-------- Dataset extract --------
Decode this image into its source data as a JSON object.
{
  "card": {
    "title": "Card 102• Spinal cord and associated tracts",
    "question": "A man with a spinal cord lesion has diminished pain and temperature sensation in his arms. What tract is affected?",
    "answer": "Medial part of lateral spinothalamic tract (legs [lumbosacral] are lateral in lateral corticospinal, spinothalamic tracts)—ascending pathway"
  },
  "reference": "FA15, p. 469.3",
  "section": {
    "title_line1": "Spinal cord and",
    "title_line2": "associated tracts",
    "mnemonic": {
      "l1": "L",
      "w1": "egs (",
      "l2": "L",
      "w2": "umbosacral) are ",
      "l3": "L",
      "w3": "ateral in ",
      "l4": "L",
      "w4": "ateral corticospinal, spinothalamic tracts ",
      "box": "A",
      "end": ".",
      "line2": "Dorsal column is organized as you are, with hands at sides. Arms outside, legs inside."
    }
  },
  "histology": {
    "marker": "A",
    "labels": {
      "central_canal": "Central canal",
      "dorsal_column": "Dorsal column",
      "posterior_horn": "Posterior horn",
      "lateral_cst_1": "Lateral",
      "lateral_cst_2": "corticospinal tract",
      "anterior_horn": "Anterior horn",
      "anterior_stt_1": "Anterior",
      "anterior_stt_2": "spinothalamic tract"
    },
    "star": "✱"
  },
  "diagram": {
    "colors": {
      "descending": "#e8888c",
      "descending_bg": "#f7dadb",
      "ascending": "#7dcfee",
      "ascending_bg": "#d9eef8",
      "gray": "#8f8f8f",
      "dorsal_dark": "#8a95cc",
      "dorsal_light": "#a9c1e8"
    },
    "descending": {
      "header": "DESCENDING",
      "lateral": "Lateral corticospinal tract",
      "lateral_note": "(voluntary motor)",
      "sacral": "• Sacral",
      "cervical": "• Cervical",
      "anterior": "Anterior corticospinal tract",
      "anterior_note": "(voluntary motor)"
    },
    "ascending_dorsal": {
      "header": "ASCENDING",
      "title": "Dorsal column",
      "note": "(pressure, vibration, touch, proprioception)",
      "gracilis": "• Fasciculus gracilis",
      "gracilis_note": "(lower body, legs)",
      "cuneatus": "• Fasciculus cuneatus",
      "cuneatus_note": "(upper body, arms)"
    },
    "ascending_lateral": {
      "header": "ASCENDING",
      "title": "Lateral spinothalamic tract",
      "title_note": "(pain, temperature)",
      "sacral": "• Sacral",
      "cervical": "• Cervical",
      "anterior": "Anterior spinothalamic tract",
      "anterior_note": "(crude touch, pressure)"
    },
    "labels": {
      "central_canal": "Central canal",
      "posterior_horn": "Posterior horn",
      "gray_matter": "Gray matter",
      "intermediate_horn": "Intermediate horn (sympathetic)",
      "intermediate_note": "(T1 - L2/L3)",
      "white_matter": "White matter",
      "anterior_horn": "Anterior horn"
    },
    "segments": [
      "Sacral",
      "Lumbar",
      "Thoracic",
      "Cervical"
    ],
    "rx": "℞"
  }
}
--------
## Set task:
Scan the material above for the string "Fasciculus" and report each line where you find it.

## Solution:
      "gracilis": "• Fasciculus gracilis",
      "cuneatus": "• Fasciculus cuneatus",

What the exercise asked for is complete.